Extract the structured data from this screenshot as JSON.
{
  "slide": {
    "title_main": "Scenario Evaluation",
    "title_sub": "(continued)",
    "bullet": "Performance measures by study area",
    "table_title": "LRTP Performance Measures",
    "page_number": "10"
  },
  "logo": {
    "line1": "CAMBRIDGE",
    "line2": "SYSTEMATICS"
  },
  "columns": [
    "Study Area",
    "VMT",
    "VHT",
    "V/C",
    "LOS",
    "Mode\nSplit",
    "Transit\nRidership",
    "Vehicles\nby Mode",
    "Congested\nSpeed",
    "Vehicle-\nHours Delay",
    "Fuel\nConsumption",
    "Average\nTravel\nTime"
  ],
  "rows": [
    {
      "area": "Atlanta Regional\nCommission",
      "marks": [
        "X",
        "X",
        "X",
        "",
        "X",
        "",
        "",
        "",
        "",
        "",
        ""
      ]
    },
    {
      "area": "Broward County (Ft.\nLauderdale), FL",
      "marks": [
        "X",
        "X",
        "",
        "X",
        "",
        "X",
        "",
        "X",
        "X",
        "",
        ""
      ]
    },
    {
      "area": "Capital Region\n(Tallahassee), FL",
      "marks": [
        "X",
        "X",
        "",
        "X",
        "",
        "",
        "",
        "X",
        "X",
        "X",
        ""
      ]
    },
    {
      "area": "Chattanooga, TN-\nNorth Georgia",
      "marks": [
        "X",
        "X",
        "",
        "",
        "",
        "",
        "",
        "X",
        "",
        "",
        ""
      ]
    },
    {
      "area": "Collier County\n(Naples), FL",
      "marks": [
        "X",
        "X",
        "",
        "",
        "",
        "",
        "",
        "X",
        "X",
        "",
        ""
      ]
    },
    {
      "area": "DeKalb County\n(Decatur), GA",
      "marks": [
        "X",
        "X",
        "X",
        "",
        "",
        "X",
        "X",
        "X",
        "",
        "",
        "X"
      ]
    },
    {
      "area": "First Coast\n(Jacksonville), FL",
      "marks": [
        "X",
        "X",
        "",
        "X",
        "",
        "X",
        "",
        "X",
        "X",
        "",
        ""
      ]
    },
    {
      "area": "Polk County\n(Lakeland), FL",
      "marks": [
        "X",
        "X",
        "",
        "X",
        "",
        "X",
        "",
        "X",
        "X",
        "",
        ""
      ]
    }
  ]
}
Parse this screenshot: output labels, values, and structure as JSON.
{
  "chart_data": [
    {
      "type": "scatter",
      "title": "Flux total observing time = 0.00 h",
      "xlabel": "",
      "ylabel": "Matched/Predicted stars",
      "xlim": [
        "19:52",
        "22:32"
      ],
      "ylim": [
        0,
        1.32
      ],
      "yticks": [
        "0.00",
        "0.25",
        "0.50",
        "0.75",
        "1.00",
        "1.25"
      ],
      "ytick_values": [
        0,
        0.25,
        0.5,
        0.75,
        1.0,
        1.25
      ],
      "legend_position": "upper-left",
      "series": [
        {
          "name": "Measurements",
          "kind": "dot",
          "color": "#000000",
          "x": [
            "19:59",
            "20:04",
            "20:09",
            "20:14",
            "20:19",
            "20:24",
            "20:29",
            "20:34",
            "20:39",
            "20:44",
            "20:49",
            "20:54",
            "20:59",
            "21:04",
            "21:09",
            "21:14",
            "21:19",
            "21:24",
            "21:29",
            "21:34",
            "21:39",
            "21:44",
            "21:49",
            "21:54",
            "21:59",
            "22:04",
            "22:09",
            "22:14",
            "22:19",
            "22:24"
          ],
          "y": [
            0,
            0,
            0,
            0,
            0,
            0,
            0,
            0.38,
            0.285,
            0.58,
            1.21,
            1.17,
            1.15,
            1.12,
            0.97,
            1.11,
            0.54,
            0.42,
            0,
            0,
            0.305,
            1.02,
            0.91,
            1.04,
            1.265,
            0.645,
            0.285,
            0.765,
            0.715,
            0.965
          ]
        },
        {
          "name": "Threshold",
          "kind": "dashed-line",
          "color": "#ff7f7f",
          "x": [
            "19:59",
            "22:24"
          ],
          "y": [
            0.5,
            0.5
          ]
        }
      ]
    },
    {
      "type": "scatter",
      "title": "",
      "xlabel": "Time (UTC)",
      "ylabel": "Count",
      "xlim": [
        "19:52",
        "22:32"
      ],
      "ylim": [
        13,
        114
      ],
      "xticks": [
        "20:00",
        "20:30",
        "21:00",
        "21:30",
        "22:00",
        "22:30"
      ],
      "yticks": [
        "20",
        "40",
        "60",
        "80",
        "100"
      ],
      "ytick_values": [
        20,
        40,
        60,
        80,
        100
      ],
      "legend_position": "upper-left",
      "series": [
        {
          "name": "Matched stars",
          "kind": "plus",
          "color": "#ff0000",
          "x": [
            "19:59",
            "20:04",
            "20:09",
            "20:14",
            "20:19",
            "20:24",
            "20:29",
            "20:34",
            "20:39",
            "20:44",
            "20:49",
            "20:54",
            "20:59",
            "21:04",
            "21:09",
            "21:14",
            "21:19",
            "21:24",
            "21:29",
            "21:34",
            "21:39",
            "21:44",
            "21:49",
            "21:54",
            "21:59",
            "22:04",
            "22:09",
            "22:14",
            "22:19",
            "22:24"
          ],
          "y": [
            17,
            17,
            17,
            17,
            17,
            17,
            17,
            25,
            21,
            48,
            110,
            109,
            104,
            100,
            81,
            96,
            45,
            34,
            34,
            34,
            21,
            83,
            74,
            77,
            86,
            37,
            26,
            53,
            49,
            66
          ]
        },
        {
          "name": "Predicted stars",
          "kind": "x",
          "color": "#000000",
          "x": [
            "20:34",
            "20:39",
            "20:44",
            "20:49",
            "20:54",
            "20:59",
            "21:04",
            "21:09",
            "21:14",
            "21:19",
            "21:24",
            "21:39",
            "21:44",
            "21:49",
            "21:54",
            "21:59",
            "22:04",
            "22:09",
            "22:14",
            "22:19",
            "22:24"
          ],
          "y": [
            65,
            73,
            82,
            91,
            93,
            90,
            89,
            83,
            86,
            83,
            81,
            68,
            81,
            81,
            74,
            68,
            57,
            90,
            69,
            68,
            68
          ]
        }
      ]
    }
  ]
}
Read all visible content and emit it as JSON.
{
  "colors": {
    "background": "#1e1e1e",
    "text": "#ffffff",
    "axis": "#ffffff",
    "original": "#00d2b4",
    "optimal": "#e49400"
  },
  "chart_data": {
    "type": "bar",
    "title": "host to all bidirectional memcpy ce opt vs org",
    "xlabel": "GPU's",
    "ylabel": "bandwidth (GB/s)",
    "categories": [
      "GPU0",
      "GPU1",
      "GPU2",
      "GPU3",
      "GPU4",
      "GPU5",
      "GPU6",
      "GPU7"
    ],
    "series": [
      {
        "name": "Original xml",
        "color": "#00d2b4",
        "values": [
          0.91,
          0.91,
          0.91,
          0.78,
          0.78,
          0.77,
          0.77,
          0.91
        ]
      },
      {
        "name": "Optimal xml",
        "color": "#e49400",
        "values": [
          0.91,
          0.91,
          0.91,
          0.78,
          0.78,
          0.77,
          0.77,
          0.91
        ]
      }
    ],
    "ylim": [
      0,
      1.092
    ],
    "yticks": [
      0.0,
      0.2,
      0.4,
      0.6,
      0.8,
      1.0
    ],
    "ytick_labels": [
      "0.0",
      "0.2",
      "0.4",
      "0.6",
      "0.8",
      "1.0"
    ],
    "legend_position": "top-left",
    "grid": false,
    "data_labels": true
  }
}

--

PROBLEM STATEMENT:
Print the material once more, exactly.

WORKED SOLUTION:
Extract the structured data from this screenshot as JSON.
{
  "slide": {
    "title_main": "Scenario Evaluation",
    "title_sub": "(continued)",
    "bullet": "Performance measures by study area",
    "table_title": "LRTP Performance Measures",
    "page_number": "10"
  },
  "logo": {
    "line1": "CAMBRIDGE",
    "line2": "SYSTEMATICS"
  },
  "columns": [
    "Study Area",
    "VMT",
    "VHT",
    "V/C",
    "LOS",
    "Mode\nSplit",
    "Transit\nRidership",
    "Vehicles\nby Mode",
    "Congested\nSpeed",
    "Vehicle-\nHours Delay",
    "Fuel\nConsumption",
    "Average\nTravel\nTime"
  ],
  "rows": [
    {
      "area": "Atlanta Regional\nCommission",
      "marks": [
        "X",
        "X",
        "X",
        "",
        "X",
        "",
        "",
        "",
        "",
        "",
        ""
      ]
    },
    {
      "area": "Broward County (Ft.\nLauderdale), FL",
      "marks": [
        "X",
        "X",
        "",
        "X",
        "",
        "X",
        "",
        "X",
        "X",
        "",
        ""
      ]
    },
    {
      "area": "Capital Region\n(Tallahassee), FL",
      "marks": [
        "X",
        "X",
        "",
        "X",
        "",
        "",
        "",
        "X",
        "X",
        "X",
        ""
      ]
    },
    {
      "area": "Chattanooga, TN-\nNorth Georgia",
      "marks": [
        "X",
        "X",
        "",
        "",
        "",
        "",
        "",
        "X",
        "",
        "",
        ""
      ]
    },
    {
      "area": "Collier County\n(Naples), FL",
      "marks": [
        "X",
        "X",
        "",
        "",
        "",
        "",
        "",
        "X",
        "X",
        "",
        ""
      ]
    },
    {
      "area": "DeKalb County\n(Decatur), GA",
      "marks": [
        "X",
        "X",
        "X",
        "",
        "",
        "X",
        "X",
        "X",
        "",
        "",
        "X"
      ]
    },
    {
      "area": "First Coast\n(Jacksonville), FL",
      "marks": [
        "X",
        "X",
        "",
        "X",
        "",
        "X",
        "",
        "X",
        "X",
        "",
        ""
      ]
    },
    {
      "area": "Polk County\n(Lakeland), FL",
      "marks": [
        "X",
        "X",
        "",
        "X",
        "",
        "X",
        "",
        "X",
        "X",
        "",
        ""
      ]
    }
  ]
}
Parse this screenshot: output labels, values, and structure as JSON.
{
  "chart_data": [
    {
      "type": "scatter",
      "title": "Flux total observing time = 0.00 h",
      "xlabel": "",
      "ylabel": "Matched/Predicted stars",
      "xlim": [
        "19:52",
        "22:32"
      ],
      "ylim": [
        0,
        1.32
      ],
      "yticks": [
        "0.00",
        "0.25",
        "0.50",
        "0.75",
        "1.00",
        "1.25"
      ],
      "ytick_values": [
        0,
        0.25,
        0.5,
        0.75,
        1.0,
        1.25
      ],
      "legend_position": "upper-left",
      "series": [
        {
          "name": "Measurements",
          "kind": "dot",
          "color": "#000000",
          "x": [
            "19:59",
            "20:04",
            "20:09",
            "20:14",
            "20:19",
            "20:24",
            "20:29",
            "20:34",
            "20:39",
            "20:44",
            "20:49",
            "20:54",
            "20:59",
            "21:04",
            "21:09",
            "21:14",
            "21:19",
            "21:24",
            "21:29",
            "21:34",
            "21:39",
            "21:44",
            "21:49",
            "21:54",
            "21:59",
            "22:04",
            "22:09",
            "22:14",
            "22:19",
            "22:24"
          ],
          "y": [
            0,
            0,
            0,
            0,
            0,
            0,
            0,
            0.38,
            0.285,
            0.58,
            1.21,
            1.17,
            1.15,
            1.12,
            0.97,
            1.11,
            0.54,
            0.42,
            0,
            0,
            0.305,
            1.02,
            0.91,
            1.04,
            1.265,
            0.645,
            0.285,
            0.765,
            0.715,
            0.965
          ]
        },
        {
          "name": "Threshold",
          "kind": "dashed-line",
          "color": "#ff7f7f",
          "x": [
            "19:59",
            "22:24"
          ],
          "y": [
            0.5,
            0.5
          ]
        }
      ]
    },
    {
      "type": "scatter",
      "title": "",
      "xlabel": "Time (UTC)",
      "ylabel": "Count",
      "xlim": [
        "19:52",
        "22:32"
      ],
      "ylim": [
        13,
        114
      ],
      "xticks": [
        "20:00",
        "20:30",
        "21:00",
        "21:30",
        "22:00",
        "22:30"
      ],
      "yticks": [
        "20",
        "40",
        "60",
        "80",
        "100"
      ],
      "ytick_values": [
        20,
        40,
        60,
        80,
        100
      ],
      "legend_position": "upper-left",
      "series": [
        {
          "name": "Matched stars",
          "kind": "plus",
          "color": "#ff0000",
          "x": [
            "19:59",
            "20:04",
            "20:09",
            "20:14",
            "20:19",
            "20:24",
            "20:29",
            "20:34",
            "20:39",
            "20:44",
            "20:49",
            "20:54",
            "20:59",
            "21:04",
            "21:09",
            "21:14",
            "21:19",
            "21:24",
            "21:29",
            "21:34",
            "21:39",
            "21:44",
            "21:49",
            "21:54",
            "21:59",
            "22:04",
            "22:09",
            "22:14",
            "22:19",
            "22:24"
          ],
          "y": [
            17,
            17,
            17,
            17,
            17,
            17,
            17,
            25,
            21,
            48,
            110,
            109,
            104,
            100,
            81,
            96,
            45,
            34,
            34,
            34,
            21,
            83,
            74,
            77,
            86,
            37,
            26,
            53,
            49,
            66
          ]
        },
        {
          "name": "Predicted stars",
          "kind": "x",
          "color": "#000000",
          "x": [
            "20:34",
            "20:39",
            "20:44",
            "20:49",
            "20:54",
            "20:59",
            "21:04",
            "21:09",
            "21:14",
            "21:19",
            "21:24",
            "21:39",
            "21:44",
            "21:49",
            "21:54",
            "21:59",
            "22:04",
            "22:09",
            "22:14",
            "22:19",
            "22:24"
          ],
          "y": [
            65,
            73,
            82,
            91,
            93,
            90,
            89,
            83,
            86,
            83,
            81,
            68,
            81,
            81,
            74,
            68,
            57,
            90,
            69,
            68,
            68
          ]
        }
      ]
    }
  ]
}
Read all visible content and emit it as JSON.
{
  "colors": {
    "background": "#1e1e1e",
    "text": "#ffffff",
    "axis": "#ffffff",
    "original": "#00d2b4",
    "optimal": "#e49400"
  },
  "chart_data": {
    "type": "bar",
    "title": "host to all bidirectional memcpy ce opt vs org",
    "xlabel": "GPU's",
    "ylabel": "bandwidth (GB/s)",
    "categories": [
      "GPU0",
      "GPU1",
      "GPU2",
      "GPU3",
      "GPU4",
      "GPU5",
      "GPU6",
      "GPU7"
    ],
    "series": [
      {
        "name": "Original xml",
        "color": "#00d2b4",
        "values": [
          0.91,
          0.91,
          0.91,
          0.78,
          0.78,
          0.77,
          0.77,
          0.91
        ]
      },
      {
        "name": "Optimal xml",
        "color": "#e49400",
        "values": [
          0.91,
          0.91,
          0.91,
          0.78,
          0.78,
          0.77,
          0.77,
          0.91
        ]
      }
    ],
    "ylim": [
      0,
      1.092
    ],
    "yticks": [
      0.0,
      0.2,
      0.4,
      0.6,
      0.8,
      1.0
    ],
    "ytick_labels": [
      "0.0",
      "0.2",
      "0.4",
      "0.6",
      "0.8",
      "1.0"
    ],
    "legend_position": "top-left",
    "grid": false,
    "data_labels": true
  }
}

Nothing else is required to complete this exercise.